## Collected data entries
▬▬▬▬▬▬

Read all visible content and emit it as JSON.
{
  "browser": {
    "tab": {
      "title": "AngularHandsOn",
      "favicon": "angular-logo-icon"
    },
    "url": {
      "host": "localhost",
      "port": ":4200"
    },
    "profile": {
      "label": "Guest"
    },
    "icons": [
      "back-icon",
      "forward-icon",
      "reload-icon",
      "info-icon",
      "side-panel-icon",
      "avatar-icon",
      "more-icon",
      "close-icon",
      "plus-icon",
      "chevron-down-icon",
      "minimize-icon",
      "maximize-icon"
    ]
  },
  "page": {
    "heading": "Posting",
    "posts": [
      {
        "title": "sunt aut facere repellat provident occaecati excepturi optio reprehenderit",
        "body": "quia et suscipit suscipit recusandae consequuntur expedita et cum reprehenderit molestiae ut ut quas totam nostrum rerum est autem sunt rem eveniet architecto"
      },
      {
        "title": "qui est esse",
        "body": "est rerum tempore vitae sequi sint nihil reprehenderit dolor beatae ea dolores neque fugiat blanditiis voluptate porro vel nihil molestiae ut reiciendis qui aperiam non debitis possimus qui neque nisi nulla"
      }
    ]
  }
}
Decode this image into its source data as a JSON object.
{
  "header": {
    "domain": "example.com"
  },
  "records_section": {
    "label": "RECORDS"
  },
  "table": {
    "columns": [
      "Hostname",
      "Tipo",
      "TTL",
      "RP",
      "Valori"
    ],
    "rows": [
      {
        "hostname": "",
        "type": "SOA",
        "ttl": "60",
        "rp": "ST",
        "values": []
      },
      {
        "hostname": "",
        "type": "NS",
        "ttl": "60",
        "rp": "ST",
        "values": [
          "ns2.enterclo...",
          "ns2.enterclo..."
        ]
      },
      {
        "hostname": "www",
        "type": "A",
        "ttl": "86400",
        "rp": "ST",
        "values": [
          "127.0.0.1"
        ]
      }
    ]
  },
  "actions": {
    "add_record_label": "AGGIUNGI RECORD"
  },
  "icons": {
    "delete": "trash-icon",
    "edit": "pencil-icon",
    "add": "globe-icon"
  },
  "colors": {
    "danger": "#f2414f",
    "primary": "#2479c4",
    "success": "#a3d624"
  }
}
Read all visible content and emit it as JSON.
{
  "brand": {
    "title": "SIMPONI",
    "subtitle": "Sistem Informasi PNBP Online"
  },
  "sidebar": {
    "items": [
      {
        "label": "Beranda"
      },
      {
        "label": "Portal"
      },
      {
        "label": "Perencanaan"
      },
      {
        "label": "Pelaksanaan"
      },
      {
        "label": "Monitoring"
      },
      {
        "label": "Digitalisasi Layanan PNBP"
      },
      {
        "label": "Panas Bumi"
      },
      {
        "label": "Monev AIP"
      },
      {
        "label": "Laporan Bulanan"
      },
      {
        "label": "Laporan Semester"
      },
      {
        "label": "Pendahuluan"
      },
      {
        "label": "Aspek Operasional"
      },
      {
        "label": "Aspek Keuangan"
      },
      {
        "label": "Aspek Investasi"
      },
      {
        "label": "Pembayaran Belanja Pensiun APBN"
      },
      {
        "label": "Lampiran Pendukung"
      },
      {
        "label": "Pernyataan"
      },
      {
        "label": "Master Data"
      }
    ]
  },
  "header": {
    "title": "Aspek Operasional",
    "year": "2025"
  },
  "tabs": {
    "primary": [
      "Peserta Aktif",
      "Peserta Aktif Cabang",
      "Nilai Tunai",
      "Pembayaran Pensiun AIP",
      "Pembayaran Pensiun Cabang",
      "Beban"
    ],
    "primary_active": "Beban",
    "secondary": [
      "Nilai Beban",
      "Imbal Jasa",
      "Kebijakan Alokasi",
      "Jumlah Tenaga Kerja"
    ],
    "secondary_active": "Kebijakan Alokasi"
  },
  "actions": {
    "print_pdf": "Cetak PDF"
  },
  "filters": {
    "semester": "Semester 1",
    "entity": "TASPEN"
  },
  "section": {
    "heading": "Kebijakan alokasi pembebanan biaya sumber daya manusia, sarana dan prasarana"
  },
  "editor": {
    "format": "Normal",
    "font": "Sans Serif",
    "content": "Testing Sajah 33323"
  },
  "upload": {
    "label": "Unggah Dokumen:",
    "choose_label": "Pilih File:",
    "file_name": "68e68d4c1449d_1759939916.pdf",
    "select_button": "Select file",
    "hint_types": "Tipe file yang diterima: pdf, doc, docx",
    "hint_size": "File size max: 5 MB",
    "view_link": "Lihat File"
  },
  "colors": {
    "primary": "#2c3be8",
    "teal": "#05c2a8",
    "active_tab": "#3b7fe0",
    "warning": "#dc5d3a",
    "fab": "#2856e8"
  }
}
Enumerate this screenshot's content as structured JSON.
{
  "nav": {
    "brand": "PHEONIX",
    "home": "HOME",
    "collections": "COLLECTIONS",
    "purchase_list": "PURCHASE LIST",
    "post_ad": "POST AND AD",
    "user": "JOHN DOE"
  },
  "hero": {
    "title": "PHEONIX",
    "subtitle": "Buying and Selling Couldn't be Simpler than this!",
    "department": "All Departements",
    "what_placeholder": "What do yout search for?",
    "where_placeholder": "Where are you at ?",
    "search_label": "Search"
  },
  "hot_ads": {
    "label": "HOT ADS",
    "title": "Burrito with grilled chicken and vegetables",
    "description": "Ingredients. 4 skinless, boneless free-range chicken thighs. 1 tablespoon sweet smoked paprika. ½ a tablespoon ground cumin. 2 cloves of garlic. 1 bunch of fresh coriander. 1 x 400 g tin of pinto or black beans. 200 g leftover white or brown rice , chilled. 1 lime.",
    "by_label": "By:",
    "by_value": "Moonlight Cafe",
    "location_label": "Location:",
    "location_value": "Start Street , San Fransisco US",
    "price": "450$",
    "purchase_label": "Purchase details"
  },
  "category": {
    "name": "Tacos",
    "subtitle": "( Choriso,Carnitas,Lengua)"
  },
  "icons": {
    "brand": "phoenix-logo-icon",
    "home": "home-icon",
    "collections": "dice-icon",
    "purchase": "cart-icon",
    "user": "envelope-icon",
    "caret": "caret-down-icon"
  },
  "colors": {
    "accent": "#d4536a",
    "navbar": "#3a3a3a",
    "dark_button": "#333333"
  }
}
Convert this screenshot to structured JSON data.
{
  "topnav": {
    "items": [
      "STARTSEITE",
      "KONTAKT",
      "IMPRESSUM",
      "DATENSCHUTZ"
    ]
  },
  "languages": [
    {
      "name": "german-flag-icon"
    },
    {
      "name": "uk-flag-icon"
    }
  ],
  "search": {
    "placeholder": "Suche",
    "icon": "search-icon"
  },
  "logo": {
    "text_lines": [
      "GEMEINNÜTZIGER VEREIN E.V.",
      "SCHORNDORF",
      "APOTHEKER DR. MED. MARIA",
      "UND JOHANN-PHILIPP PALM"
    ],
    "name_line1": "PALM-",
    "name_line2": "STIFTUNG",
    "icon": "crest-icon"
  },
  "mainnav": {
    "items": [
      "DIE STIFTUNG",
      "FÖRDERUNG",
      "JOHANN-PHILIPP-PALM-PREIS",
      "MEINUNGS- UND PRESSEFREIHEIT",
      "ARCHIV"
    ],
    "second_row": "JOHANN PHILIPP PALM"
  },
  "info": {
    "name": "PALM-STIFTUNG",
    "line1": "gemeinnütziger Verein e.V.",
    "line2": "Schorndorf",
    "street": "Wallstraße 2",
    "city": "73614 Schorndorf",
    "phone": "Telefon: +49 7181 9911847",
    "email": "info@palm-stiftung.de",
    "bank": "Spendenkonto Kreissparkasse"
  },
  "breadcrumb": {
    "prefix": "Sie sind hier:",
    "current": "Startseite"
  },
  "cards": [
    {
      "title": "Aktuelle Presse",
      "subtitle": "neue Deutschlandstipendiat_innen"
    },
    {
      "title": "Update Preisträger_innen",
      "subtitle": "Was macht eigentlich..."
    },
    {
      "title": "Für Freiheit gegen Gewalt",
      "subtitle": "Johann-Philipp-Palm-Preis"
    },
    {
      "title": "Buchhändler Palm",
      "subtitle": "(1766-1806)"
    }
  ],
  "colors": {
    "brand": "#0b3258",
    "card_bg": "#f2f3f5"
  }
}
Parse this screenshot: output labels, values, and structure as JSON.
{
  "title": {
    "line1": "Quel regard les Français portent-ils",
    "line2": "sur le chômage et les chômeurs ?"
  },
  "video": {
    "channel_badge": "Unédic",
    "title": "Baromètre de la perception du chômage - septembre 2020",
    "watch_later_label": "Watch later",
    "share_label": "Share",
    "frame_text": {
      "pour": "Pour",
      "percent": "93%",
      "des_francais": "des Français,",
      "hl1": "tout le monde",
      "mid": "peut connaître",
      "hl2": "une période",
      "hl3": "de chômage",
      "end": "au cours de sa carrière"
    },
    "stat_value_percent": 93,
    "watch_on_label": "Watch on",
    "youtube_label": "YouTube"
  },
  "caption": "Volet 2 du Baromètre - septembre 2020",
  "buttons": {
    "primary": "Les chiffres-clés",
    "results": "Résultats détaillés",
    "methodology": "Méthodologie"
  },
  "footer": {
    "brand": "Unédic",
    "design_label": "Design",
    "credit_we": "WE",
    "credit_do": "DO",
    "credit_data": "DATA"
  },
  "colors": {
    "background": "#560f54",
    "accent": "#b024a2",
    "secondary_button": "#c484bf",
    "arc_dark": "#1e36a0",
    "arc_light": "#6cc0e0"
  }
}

▬▬▬▬▬▬

## Do this
Find every line holding the word "heading"; give their count and nothing else.

## Expected answer
2